/---

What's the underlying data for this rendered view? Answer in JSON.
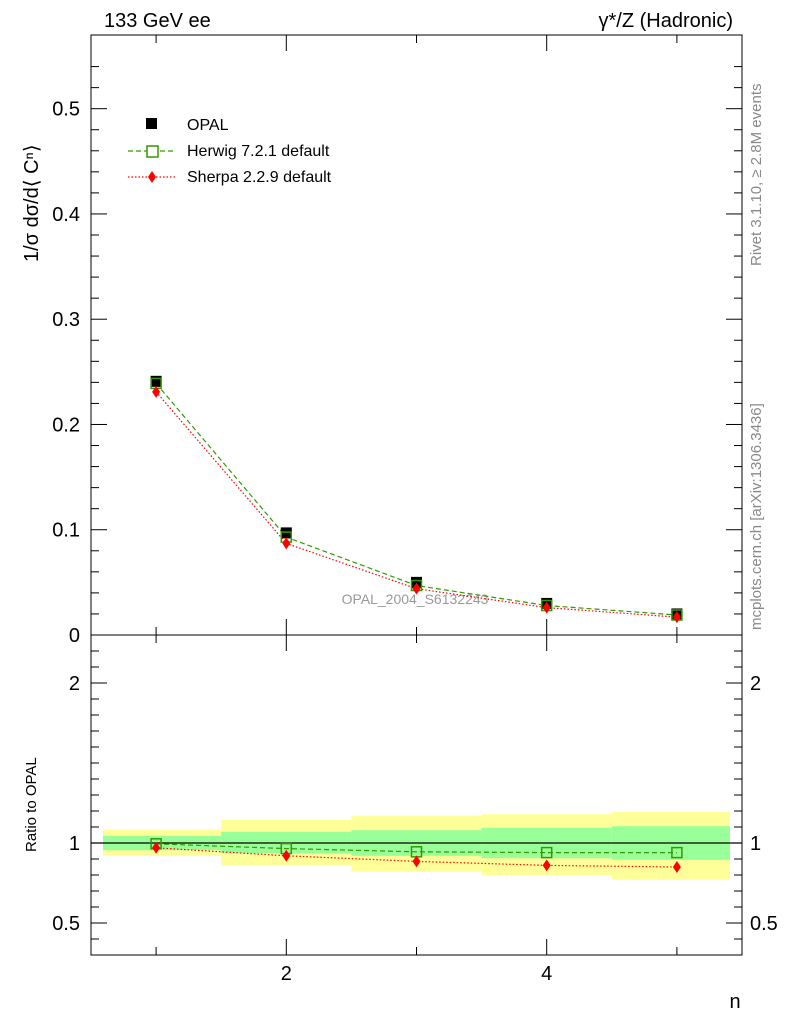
{
  "header": {
    "left": "133 GeV ee",
    "right": "γ*/Z (Hadronic)"
  },
  "side_labels": {
    "rivet": "Rivet 3.1.10, ≥ 2.8M events",
    "mcplots": "mcplots.cern.ch [arXiv:1306.3436]"
  },
  "watermark": "OPAL_2004_S6132243",
  "colors": {
    "data": "#000000",
    "herwig": "#339900",
    "sherpa": "#ff0000",
    "band_inner": "#99ff99",
    "band_outer": "#ffff99"
  },
  "chart_data": [
    {
      "type": "scatter",
      "ylabel": "1/σ dσ/d⟨ Cⁿ⟩",
      "ylim": [
        0,
        0.57
      ],
      "xlim": [
        0.5,
        5.5
      ],
      "y_ticks": [
        "0",
        "0.1",
        "0.2",
        "0.3",
        "0.4",
        "0.5"
      ],
      "legend_position": "top-left",
      "x": [
        1,
        2,
        3,
        4,
        5
      ],
      "series": [
        {
          "name": "OPAL",
          "style": "black filled squares",
          "values": [
            0.241,
            0.097,
            0.05,
            0.03,
            0.02
          ]
        },
        {
          "name": "Herwig 7.2.1 default",
          "style": "green dashed, open squares",
          "values": [
            0.239,
            0.093,
            0.047,
            0.028,
            0.019
          ]
        },
        {
          "name": "Sherpa 2.2.9 default",
          "style": "red dotted, diamonds",
          "values": [
            0.231,
            0.087,
            0.044,
            0.026,
            0.017
          ]
        }
      ]
    },
    {
      "type": "line",
      "ylabel": "Ratio to OPAL",
      "xlabel": "n",
      "ylim": [
        0.3,
        2.3
      ],
      "xlim": [
        0.5,
        5.5
      ],
      "y_ticks": [
        "0.5",
        "1",
        "2"
      ],
      "x_ticks": [
        "2",
        "4"
      ],
      "x": [
        1,
        2,
        3,
        4,
        5
      ],
      "series": [
        {
          "name": "Herwig 7.2.1 default",
          "values": [
            0.995,
            0.965,
            0.945,
            0.94,
            0.94
          ]
        },
        {
          "name": "Sherpa 2.2.9 default",
          "values": [
            0.97,
            0.92,
            0.885,
            0.86,
            0.85
          ]
        }
      ],
      "bands": {
        "inner": {
          "lo": [
            0.955,
            0.935,
            0.92,
            0.905,
            0.895
          ],
          "hi": [
            1.045,
            1.07,
            1.08,
            1.095,
            1.105
          ]
        },
        "outer": {
          "lo": [
            0.92,
            0.86,
            0.82,
            0.8,
            0.77
          ],
          "hi": [
            1.085,
            1.145,
            1.17,
            1.18,
            1.195
          ]
        }
      }
    }
  ]
}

\---

▶ Goal
Will you set down the records word for word while leaving out every picture?

▶ Result for this task
What's the underlying data for this rendered view? Answer in JSON.
{
  "header": {
    "left": "133 GeV ee",
    "right": "γ*/Z (Hadronic)"
  },
  "side_labels": {
    "rivet": "Rivet 3.1.10, ≥ 2.8M events",
    "mcplots": "mcplots.cern.ch [arXiv:1306.3436]"
  },
  "watermark": "OPAL_2004_S6132243",
  "colors": {
    "data": "#000000",
    "herwig": "#339900",
    "sherpa": "#ff0000",
    "band_inner": "#99ff99",
    "band_outer": "#ffff99"
  },
  "chart_data": [
    {
      "type": "scatter",
      "ylabel": "1/σ dσ/d⟨ Cⁿ⟩",
      "ylim": [
        0,
        0.57
      ],
      "xlim": [
        0.5,
        5.5
      ],
      "y_ticks": [
        "0",
        "0.1",
        "0.2",
        "0.3",
        "0.4",
        "0.5"
      ],
      "legend_position": "top-left",
      "x": [
        1,
        2,
        3,
        4,
        5
      ],
      "series": [
        {
          "name": "OPAL",
          "style": "black filled squares",
          "values": [
            0.241,
            0.097,
            0.05,
            0.03,
            0.02
          ]
        },
        {
          "name": "Herwig 7.2.1 default",
          "style": "green dashed, open squares",
          "values": [
            0.239,
            0.093,
            0.047,
            0.028,
            0.019
          ]
        },
        {
          "name": "Sherpa 2.2.9 default",
          "style": "red dotted, diamonds",
          "values": [
            0.231,
            0.087,
            0.044,
            0.026,
            0.017
          ]
        }
      ]
    },
    {
      "type": "line",
      "ylabel": "Ratio to OPAL",
      "xlabel": "n",
      "ylim": [
        0.3,
        2.3
      ],
      "xlim": [
        0.5,
        5.5
      ],
      "y_ticks": [
        "0.5",
        "1",
        "2"
      ],
      "x_ticks": [
        "2",
        "4"
      ],
      "x": [
        1,
        2,
        3,
        4,
        5
      ],
      "series": [
        {
          "name": "Herwig 7.2.1 default",
          "values": [
            0.995,
            0.965,
            0.945,
            0.94,
            0.94
          ]
        },
        {
          "name": "Sherpa 2.2.9 default",
          "values": [
            0.97,
            0.92,
            0.885,
            0.86,
            0.85
          ]
        }
      ],
      "bands": {
        "inner": {
          "lo": [
            0.955,
            0.935,
            0.92,
            0.905,
            0.895
          ],
          "hi": [
            1.045,
            1.07,
            1.08,
            1.095,
            1.105
          ]
        },
        "outer": {
          "lo": [
            0.92,
            0.86,
            0.82,
            0.8,
            0.77
          ],
          "hi": [
            1.085,
            1.145,
            1.17,
            1.18,
            1.195
          ]
        }
      }
    }
  ]
}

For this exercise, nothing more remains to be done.